::: MATERIAL FOR THIS EXERCISE

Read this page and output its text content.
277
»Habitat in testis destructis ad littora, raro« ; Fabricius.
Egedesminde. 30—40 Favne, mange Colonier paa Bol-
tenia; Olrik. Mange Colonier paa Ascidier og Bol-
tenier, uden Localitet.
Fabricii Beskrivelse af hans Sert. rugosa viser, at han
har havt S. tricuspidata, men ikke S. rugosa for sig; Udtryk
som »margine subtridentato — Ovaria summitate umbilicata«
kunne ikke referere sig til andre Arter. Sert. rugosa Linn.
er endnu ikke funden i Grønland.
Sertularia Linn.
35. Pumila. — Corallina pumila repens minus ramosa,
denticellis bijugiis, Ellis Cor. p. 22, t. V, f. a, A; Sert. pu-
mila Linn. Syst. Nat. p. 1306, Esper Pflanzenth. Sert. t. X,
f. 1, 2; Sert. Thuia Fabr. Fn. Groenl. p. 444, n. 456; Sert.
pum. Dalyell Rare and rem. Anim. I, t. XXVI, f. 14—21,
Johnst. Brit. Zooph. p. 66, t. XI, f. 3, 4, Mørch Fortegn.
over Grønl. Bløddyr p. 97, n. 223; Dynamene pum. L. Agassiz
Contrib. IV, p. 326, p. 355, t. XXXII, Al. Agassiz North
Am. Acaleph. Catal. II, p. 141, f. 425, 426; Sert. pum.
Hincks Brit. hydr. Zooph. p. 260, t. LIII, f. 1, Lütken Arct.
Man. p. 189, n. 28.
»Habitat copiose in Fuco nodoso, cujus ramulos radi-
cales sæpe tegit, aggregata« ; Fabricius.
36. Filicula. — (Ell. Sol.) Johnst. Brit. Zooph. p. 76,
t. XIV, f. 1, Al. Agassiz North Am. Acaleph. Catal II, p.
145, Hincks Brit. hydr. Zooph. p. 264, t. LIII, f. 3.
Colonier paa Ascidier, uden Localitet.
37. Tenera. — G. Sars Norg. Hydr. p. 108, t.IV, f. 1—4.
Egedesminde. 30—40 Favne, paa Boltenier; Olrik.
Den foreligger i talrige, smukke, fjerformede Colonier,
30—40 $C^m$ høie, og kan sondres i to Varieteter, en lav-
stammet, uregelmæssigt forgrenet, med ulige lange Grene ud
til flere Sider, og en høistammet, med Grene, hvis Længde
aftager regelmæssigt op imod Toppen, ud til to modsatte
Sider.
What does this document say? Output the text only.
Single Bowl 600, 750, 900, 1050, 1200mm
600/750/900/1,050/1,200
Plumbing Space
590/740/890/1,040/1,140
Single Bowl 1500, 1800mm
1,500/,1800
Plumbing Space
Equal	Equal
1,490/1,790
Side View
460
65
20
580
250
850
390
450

::::::

- YOUR TASK
Show all lines from the data above in which the word "rugosa" appears.

- COMPLETE ANSWER
Fabricii Beskrivelse af hans Sert. rugosa viser, at han
har havt S. tricuspidata, men ikke S. rugosa for sig; Udtryk
kunne ikke referere sig til andre Arter. Sert. rugosa Linn.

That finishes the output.